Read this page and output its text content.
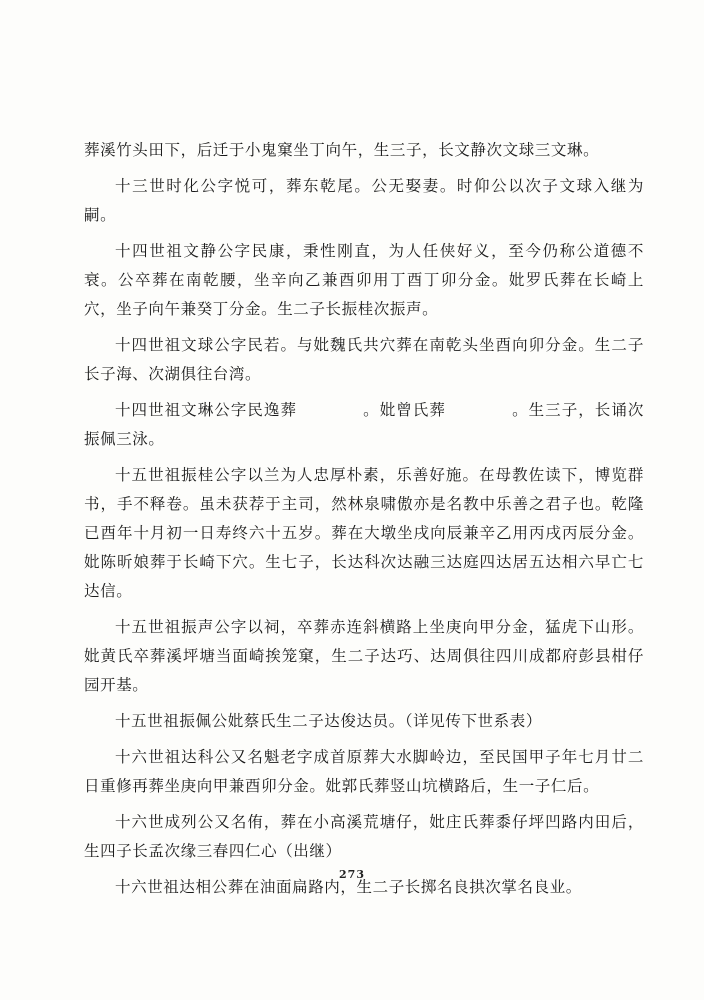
葬溪竹头田下，后迁于小鬼窠坐丁向午，生三子，长文静次文球三文琳。

十三世时化公字悦可，葬东乾尾。公无娶妻。时仰公以次子文球入继为嗣。

十四世祖文静公字民康，秉性刚直，为人任侠好义，至今仍称公道德不衰。公卒葬在南乾腰，坐辛向乙兼酉卯用丁酉丁卯分金。妣罗氏葬在长崎上穴，坐子向午兼癸丁分金。生二子长振桂次振声。

十四世祖文球公字民若。与妣魏氏共穴葬在南乾头坐酉向卯分金。生二子长子海、次湖俱往台湾。

十四世祖文琳公字民逸葬　　　　。妣曾氏葬　　　　。生三子，长诵次振佩三泳。

十五世祖振桂公字以兰为人忠厚朴素，乐善好施。在母教佐读下，博览群书，手不释卷。虽未获荐于主司，然林泉啸傲亦是名教中乐善之君子也。乾隆已酉年十月初一日寿终六十五岁。葬在大墩坐戌向辰兼辛乙用丙戌丙辰分金。妣陈昕娘葬于长崎下穴。生七子，长达科次达融三达庭四达居五达相六早亡七达信。

十五世祖振声公字以祠，卒葬赤连斜横路上坐庚向甲分金，猛虎下山形。妣黄氏卒葬溪坪塘当面崎挨笼窠，生二子达巧、达周俱往四川成都府彭县柑仔园开基。

十五世祖振佩公妣蔡氏生二子达俊达员。（详见传下世系表）

十六世祖达科公又名魁老字成首原葬大水脚岭边，至民国甲子年七月廿二日重修再葬坐庚向甲兼酉卯分金。妣郭氏葬竖山坑横路后，生一子仁后。

十六世成列公又名侑，葬在小高溪荒塘仔，妣庄氏葬黍仔坪凹路内田后，生四子长孟次缘三春四仁心（出继）

十六世祖达相公葬在油面扁路内，生二子长掷名良拱次掌名良业。

273
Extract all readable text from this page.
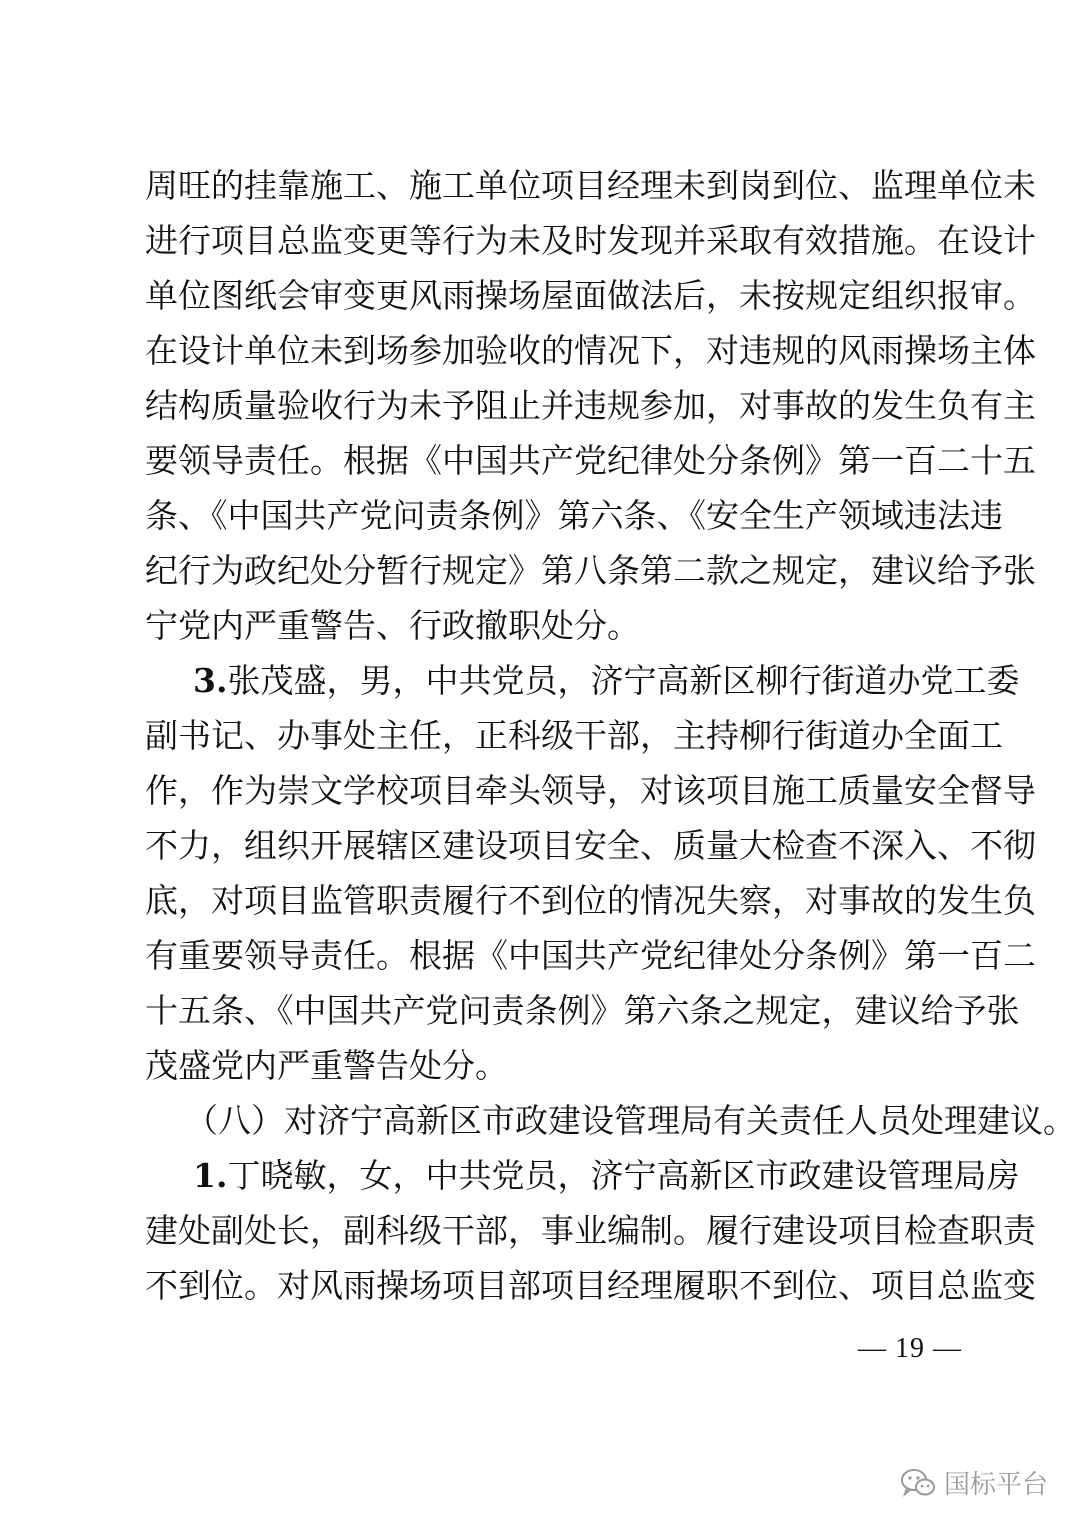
周旺的挂靠施工、施工单位项目经理未到岗到位、监理单位未
进行项目总监变更等行为未及时发现并采取有效措施。在设计
单位图纸会审变更风雨操场屋面做法后，未按规定组织报审。
在设计单位未到场参加验收的情况下，对违规的风雨操场主体
结构质量验收行为未予阻止并违规参加，对事故的发生负有主
要领导责任。根据《中国共产党纪律处分条例》第一百二十五
条、《中国共产党问责条例》第六条、《安全生产领域违法违
纪行为政纪处分暂行规定》第八条第二款之规定，建议给予张
宁党内严重警告、行政撤职处分。
3.张茂盛，男，中共党员，济宁高新区柳行街道办党工委
副书记、办事处主任，正科级干部，主持柳行街道办全面工
作，作为崇文学校项目牵头领导，对该项目施工质量安全督导
不力，组织开展辖区建设项目安全、质量大检查不深入、不彻
底，对项目监管职责履行不到位的情况失察，对事故的发生负
有重要领导责任。根据《中国共产党纪律处分条例》第一百二
十五条、《中国共产党问责条例》第六条之规定，建议给予张
茂盛党内严重警告处分。
（八）对济宁高新区市政建设管理局有关责任人员处理建议。
1.丁晓敏，女，中共党员，济宁高新区市政建设管理局房
建处副处长，副科级干部，事业编制。履行建设项目检查职责
不到位。对风雨操场项目部项目经理履职不到位、项目总监变
— 19 —
国标平台
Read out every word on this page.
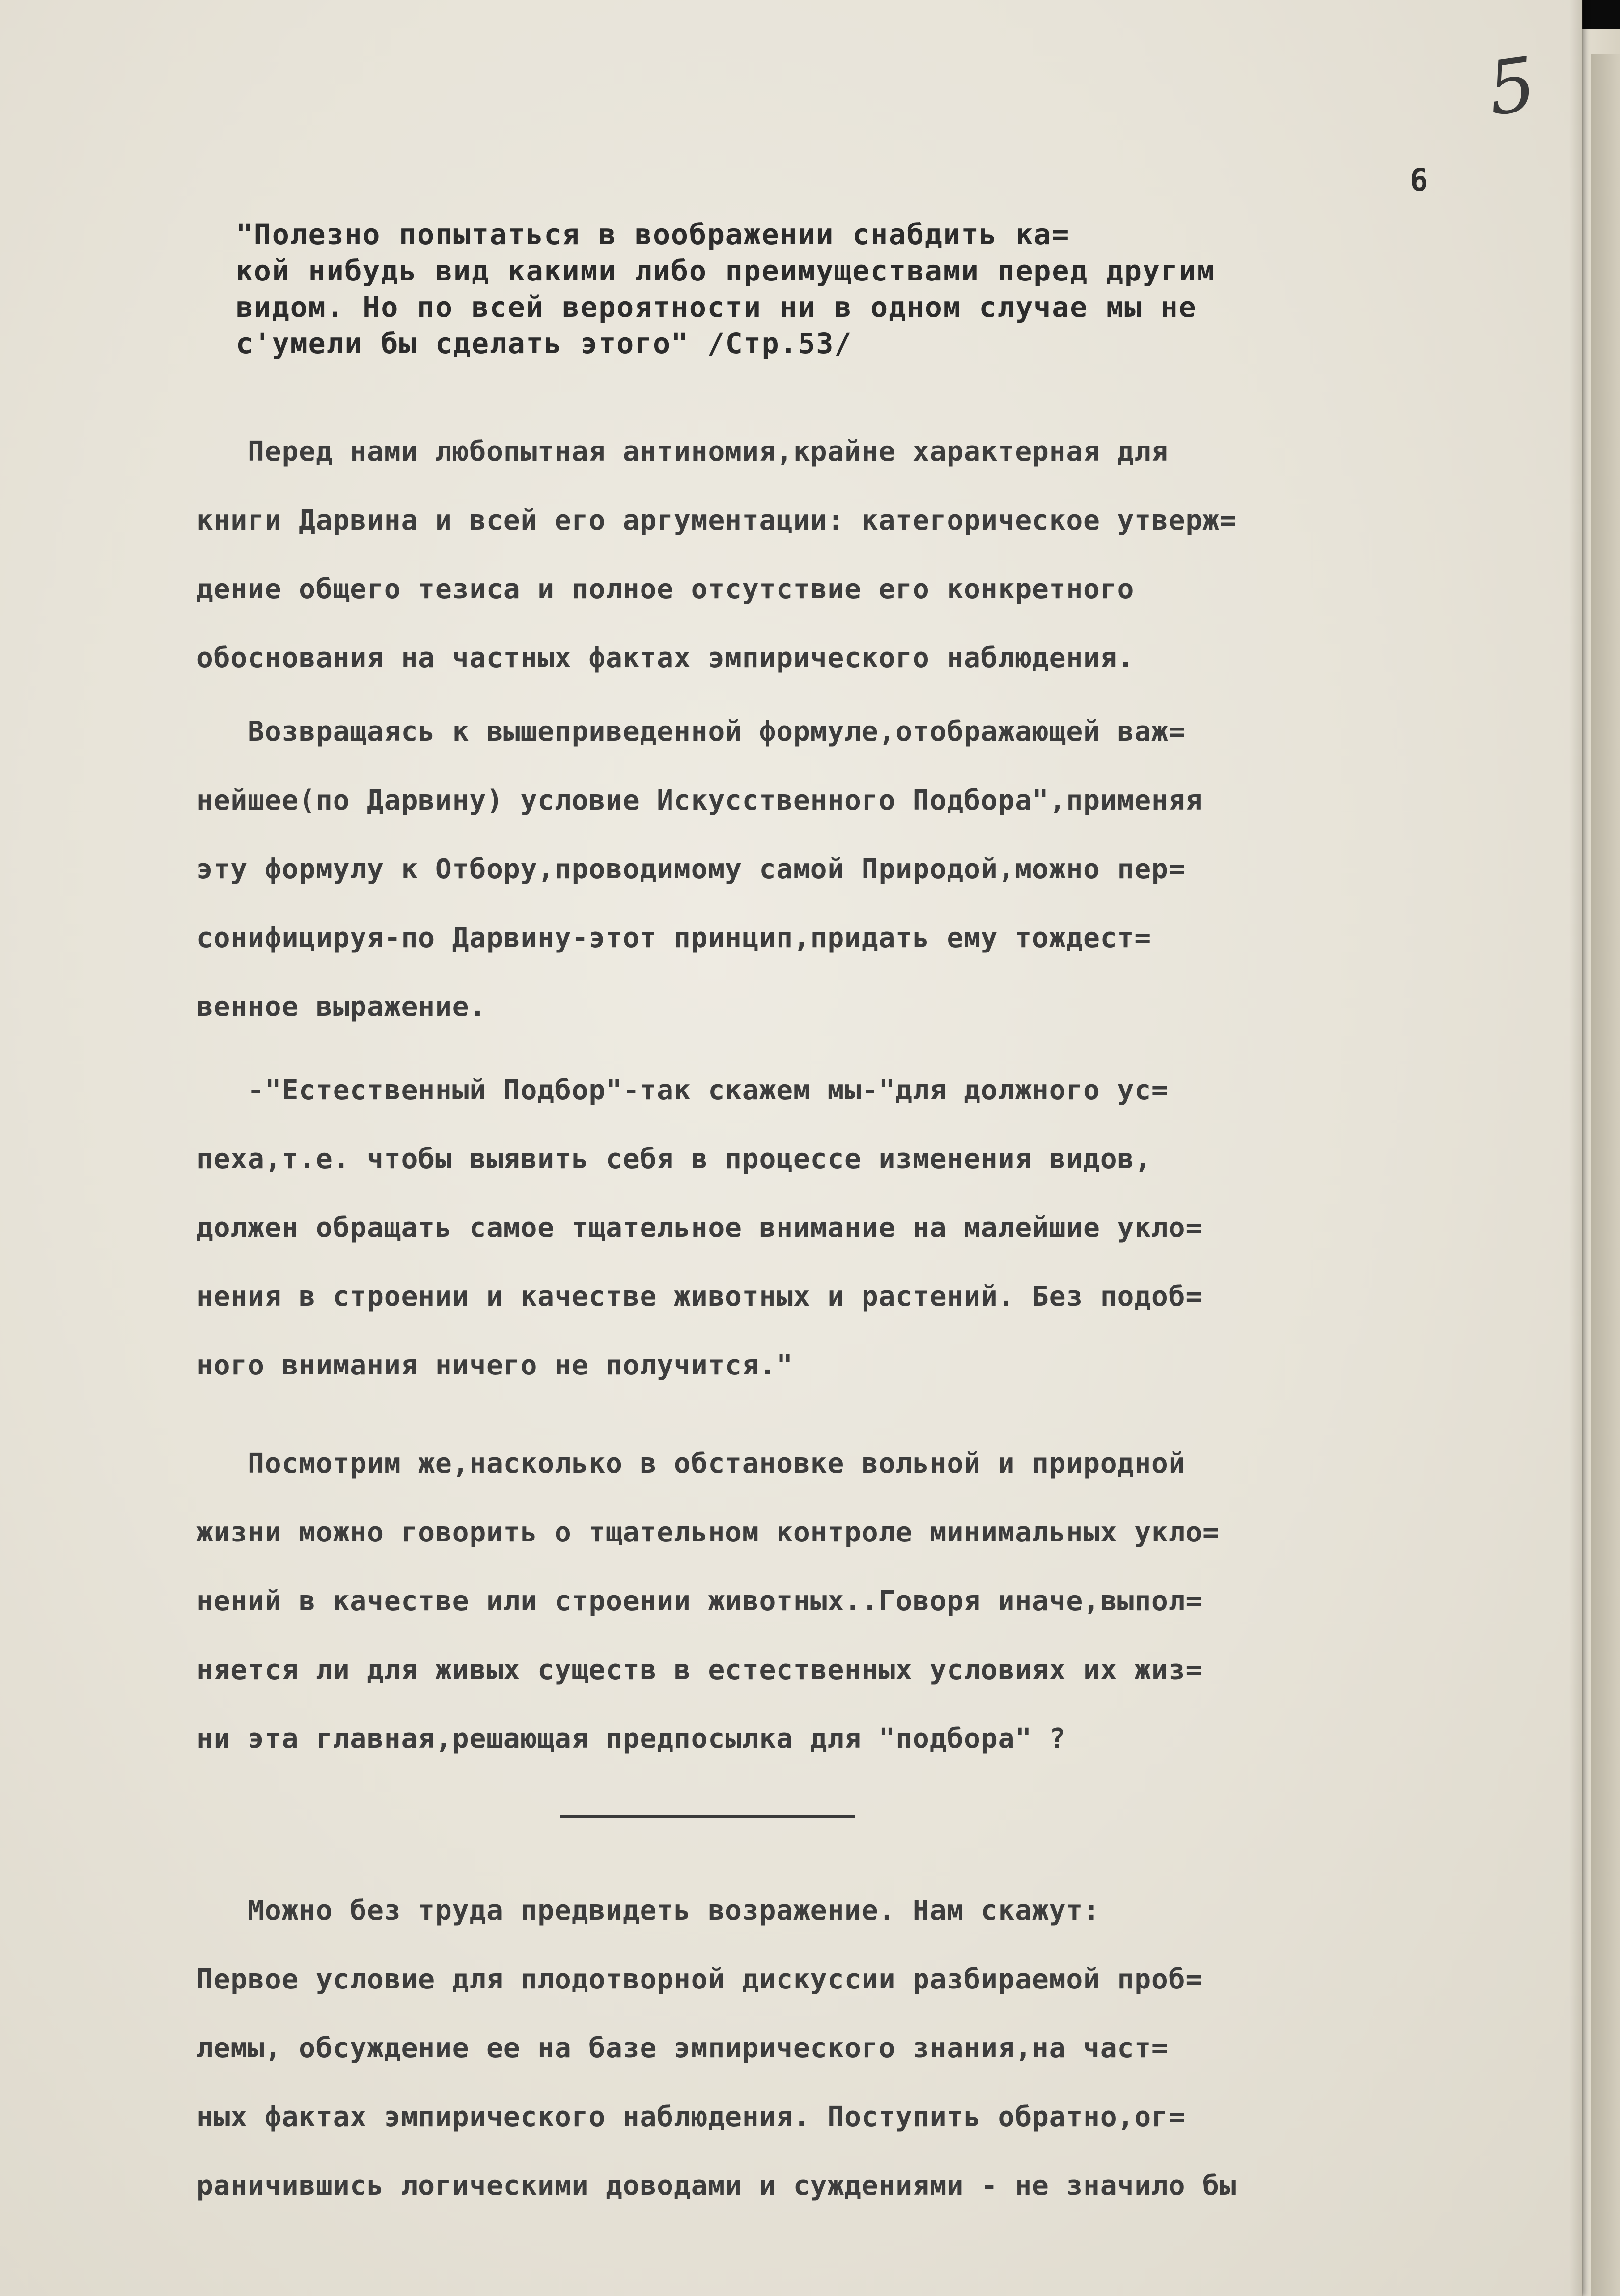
5
6
"Полезно попытаться в воображении снабдить ка=
кой нибудь вид какими либо преимуществами перед другим
видом. Но по всей вероятности ни в одном случае мы не
с'умели бы сделать этого" /Стр.53/
Перед нами любопытная антиномия,крайне характерная для
книги Дарвина и всей его аргументации: категорическое утверж=
дение общего тезиса и полное отсутствие его конкретного
обоснования на частных фактах эмпирического наблюдения.
Возвращаясь к вышеприведенной формуле,отображающей важ=
нейшее(по Дарвину) условие Искусственного Подбора",применяя
эту формулу к Отбору,проводимому самой Природой,можно пер=
сонифицируя-по Дарвину-этот принцип,придать ему тождест=
венное выражение.
-"Естественный Подбор"-так скажем мы-"для должного ус=
пеха,т.е. чтобы выявить себя в процессе изменения видов,
должен обращать самое тщательное внимание на малейшие укло=
нения в строении и качестве животных и растений. Без подоб=
ного внимания ничего не получится."
Посмотрим же,насколько в обстановке вольной и природной
жизни можно говорить о тщательном контроле минимальных укло=
нений в качестве или строении животных..Говоря иначе,выпол=
няется ли для живых существ в естественных условиях их жиз=
ни эта главная,решающая предпосылка для "подбора" ?
Можно без труда предвидеть возражение. Нам скажут:
Первое условие для плодотворной дискуссии разбираемой проб=
лемы, обсуждение ее на базе эмпирического знания,на част=
ных фактах эмпирического наблюдения. Поступить обратно,ог=
раничившись логическими доводами и суждениями - не значило бы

# # # # # # #

• **Task to complete**
Output the data exactly. Pictures don't belong in the result.

• **Result for this task**
Read this page and output its text content.
葬溪竹头田下，后迁于小鬼窠坐丁向午，生三子，长文静次文球三文琳。

十三世时化公字悦可，葬东乾尾。公无娶妻。时仰公以次子文球入继为嗣。

十四世祖文静公字民康，秉性刚直，为人任侠好义，至今仍称公道德不衰。公卒葬在南乾腰，坐辛向乙兼酉卯用丁酉丁卯分金。妣罗氏葬在长崎上穴，坐子向午兼癸丁分金。生二子长振桂次振声。

十四世祖文球公字民若。与妣魏氏共穴葬在南乾头坐酉向卯分金。生二子长子海、次湖俱往台湾。

十四世祖文琳公字民逸葬　　　　。妣曾氏葬　　　　。生三子，长诵次振佩三泳。

十五世祖振桂公字以兰为人忠厚朴素，乐善好施。在母教佐读下，博览群书，手不释卷。虽未获荐于主司，然林泉啸傲亦是名教中乐善之君子也。乾隆已酉年十月初一日寿终六十五岁。葬在大墩坐戌向辰兼辛乙用丙戌丙辰分金。妣陈昕娘葬于长崎下穴。生七子，长达科次达融三达庭四达居五达相六早亡七达信。

十五世祖振声公字以祠，卒葬赤连斜横路上坐庚向甲分金，猛虎下山形。妣黄氏卒葬溪坪塘当面崎挨笼窠，生二子达巧、达周俱往四川成都府彭县柑仔园开基。

十五世祖振佩公妣蔡氏生二子达俊达员。（详见传下世系表）

十六世祖达科公又名魁老字成首原葬大水脚岭边，至民国甲子年七月廿二日重修再葬坐庚向甲兼酉卯分金。妣郭氏葬竖山坑横路后，生一子仁后。

十六世成列公又名侑，葬在小高溪荒塘仔，妣庄氏葬黍仔坪凹路内田后，生四子长孟次缘三春四仁心（出继）

十六世祖达相公葬在油面扁路内，生二子长掷名良拱次掌名良业。

273
Extract all readable text from this page.
周旺的挂靠施工、施工单位项目经理未到岗到位、监理单位未
进行项目总监变更等行为未及时发现并采取有效措施。在设计
单位图纸会审变更风雨操场屋面做法后，未按规定组织报审。
在设计单位未到场参加验收的情况下，对违规的风雨操场主体
结构质量验收行为未予阻止并违规参加，对事故的发生负有主
要领导责任。根据《中国共产党纪律处分条例》第一百二十五
条、《中国共产党问责条例》第六条、《安全生产领域违法违
纪行为政纪处分暂行规定》第八条第二款之规定，建议给予张
宁党内严重警告、行政撤职处分。
3.张茂盛，男，中共党员，济宁高新区柳行街道办党工委
副书记、办事处主任，正科级干部，主持柳行街道办全面工
作，作为崇文学校项目牵头领导，对该项目施工质量安全督导
不力，组织开展辖区建设项目安全、质量大检查不深入、不彻
底，对项目监管职责履行不到位的情况失察，对事故的发生负
有重要领导责任。根据《中国共产党纪律处分条例》第一百二
十五条、《中国共产党问责条例》第六条之规定，建议给予张
茂盛党内严重警告处分。
（八）对济宁高新区市政建设管理局有关责任人员处理建议。
1.丁晓敏，女，中共党员，济宁高新区市政建设管理局房
建处副处长，副科级干部，事业编制。履行建设项目检查职责
不到位。对风雨操场项目部项目经理履职不到位、项目总监变
— 19 —
国标平台
Read out every word on this page.
5
6
"Полезно попытаться в воображении снабдить ка=
кой нибудь вид какими либо преимуществами перед другим
видом. Но по всей вероятности ни в одном случае мы не
с'умели бы сделать этого" /Стр.53/
Перед нами любопытная антиномия,крайне характерная для
книги Дарвина и всей его аргументации: категорическое утверж=
дение общего тезиса и полное отсутствие его конкретного
обоснования на частных фактах эмпирического наблюдения.
Возвращаясь к вышеприведенной формуле,отображающей важ=
нейшее(по Дарвину) условие Искусственного Подбора",применяя
эту формулу к Отбору,проводимому самой Природой,можно пер=
сонифицируя-по Дарвину-этот принцип,придать ему тождест=
венное выражение.
-"Естественный Подбор"-так скажем мы-"для должного ус=
пеха,т.е. чтобы выявить себя в процессе изменения видов,
должен обращать самое тщательное внимание на малейшие укло=
нения в строении и качестве животных и растений. Без подоб=
ного внимания ничего не получится."
Посмотрим же,насколько в обстановке вольной и природной
жизни можно говорить о тщательном контроле минимальных укло=
нений в качестве или строении животных..Говоря иначе,выпол=
няется ли для живых существ в естественных условиях их жиз=
ни эта главная,решающая предпосылка для "подбора" ?
Можно без труда предвидеть возражение. Нам скажут:
Первое условие для плодотворной дискуссии разбираемой проб=
лемы, обсуждение ее на базе эмпирического знания,на част=
ных фактах эмпирического наблюдения. Поступить обратно,ог=
раничившись логическими доводами и суждениями - не значило бы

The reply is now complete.